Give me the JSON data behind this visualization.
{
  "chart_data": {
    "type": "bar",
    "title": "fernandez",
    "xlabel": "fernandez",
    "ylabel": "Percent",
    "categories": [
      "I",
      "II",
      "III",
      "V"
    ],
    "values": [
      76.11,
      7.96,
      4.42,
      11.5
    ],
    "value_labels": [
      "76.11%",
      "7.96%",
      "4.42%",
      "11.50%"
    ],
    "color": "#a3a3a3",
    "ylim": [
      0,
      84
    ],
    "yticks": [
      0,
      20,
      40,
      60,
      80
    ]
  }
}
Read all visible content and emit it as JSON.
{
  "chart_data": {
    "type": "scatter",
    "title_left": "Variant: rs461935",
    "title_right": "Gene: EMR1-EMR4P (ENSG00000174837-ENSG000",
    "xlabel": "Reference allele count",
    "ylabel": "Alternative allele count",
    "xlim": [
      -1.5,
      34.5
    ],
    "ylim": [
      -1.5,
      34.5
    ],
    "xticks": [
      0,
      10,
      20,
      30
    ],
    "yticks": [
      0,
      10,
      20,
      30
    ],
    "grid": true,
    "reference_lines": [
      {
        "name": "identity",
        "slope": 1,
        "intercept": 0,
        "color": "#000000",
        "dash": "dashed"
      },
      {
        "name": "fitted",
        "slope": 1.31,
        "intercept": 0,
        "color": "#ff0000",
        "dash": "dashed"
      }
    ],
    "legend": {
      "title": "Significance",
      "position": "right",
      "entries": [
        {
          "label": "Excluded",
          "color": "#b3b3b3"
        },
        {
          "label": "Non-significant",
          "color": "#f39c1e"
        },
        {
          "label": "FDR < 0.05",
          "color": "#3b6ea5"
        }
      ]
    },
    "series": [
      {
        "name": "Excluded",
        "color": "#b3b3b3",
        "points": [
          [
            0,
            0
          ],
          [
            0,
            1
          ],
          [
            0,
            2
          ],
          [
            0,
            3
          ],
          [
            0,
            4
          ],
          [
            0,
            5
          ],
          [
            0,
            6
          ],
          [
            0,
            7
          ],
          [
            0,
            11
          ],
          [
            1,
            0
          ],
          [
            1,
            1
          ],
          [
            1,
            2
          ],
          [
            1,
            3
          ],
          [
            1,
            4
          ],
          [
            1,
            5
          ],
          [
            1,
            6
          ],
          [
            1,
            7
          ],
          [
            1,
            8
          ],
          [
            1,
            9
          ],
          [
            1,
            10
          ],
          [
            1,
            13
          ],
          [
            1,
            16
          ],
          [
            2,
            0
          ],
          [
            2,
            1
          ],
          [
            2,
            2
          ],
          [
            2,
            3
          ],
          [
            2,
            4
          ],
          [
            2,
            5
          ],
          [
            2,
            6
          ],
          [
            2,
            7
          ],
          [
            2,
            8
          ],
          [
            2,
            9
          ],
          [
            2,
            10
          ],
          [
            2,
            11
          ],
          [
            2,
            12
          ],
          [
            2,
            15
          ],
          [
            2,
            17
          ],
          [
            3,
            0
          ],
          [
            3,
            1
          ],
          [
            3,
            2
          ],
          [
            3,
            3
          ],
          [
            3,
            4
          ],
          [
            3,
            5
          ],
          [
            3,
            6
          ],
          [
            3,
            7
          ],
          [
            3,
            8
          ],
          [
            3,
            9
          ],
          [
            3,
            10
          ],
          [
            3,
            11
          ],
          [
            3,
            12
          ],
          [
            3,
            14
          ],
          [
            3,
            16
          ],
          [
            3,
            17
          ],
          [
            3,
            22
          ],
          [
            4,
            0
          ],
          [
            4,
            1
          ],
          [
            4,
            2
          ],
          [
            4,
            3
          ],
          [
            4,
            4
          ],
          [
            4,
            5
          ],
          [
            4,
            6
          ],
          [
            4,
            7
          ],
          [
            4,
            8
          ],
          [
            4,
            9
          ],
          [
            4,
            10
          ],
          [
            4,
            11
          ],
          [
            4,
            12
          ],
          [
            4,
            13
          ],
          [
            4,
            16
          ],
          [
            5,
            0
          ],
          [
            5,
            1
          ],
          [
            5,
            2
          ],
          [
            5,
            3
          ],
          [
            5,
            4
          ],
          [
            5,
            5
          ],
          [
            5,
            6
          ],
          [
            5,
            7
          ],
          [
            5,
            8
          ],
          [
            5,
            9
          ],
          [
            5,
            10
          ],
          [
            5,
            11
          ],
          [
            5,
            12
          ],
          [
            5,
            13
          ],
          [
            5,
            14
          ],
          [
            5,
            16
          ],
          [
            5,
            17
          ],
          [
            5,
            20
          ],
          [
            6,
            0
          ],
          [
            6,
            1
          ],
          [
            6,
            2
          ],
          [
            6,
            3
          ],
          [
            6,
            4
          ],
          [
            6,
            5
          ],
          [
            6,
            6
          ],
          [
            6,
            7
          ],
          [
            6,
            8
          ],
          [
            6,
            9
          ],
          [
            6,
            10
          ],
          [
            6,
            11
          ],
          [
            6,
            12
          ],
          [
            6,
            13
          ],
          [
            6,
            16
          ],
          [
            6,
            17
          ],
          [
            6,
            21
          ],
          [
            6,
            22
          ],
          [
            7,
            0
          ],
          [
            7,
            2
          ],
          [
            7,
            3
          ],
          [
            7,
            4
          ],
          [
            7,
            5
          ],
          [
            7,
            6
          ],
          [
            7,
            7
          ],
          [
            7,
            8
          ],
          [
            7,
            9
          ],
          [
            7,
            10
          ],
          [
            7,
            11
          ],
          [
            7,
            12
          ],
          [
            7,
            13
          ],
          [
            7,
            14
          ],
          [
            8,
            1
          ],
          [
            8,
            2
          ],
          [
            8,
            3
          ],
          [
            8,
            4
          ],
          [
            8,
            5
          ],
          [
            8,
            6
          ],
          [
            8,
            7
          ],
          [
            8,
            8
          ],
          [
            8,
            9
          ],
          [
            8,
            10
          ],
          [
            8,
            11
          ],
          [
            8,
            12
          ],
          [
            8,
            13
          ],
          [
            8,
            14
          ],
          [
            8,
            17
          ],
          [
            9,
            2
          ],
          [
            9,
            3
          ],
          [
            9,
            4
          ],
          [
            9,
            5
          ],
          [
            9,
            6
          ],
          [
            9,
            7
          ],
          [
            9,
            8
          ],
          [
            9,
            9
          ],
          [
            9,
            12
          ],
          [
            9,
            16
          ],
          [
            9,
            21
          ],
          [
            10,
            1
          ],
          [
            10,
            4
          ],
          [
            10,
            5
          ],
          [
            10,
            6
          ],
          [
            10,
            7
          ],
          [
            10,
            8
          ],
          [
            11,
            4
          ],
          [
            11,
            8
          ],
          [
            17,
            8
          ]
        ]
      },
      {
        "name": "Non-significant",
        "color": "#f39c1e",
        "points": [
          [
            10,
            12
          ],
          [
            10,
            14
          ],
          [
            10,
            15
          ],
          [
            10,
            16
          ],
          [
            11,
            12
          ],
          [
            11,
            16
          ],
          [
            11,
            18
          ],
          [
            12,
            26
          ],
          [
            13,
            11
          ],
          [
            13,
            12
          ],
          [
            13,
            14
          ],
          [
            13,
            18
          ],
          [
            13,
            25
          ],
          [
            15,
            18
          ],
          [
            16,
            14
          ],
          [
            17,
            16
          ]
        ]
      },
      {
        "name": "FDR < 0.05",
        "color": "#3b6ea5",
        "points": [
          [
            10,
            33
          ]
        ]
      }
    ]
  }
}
┄┄┄┄┄┄┄┄┄┄┄┄┄┄┄┄┄┄┄┄
**AIM**. Each line above that includes "ylabel" should be shown.

**RESULT**.
    "ylabel": "Percent",
    "ylabel": "Alternative allele count",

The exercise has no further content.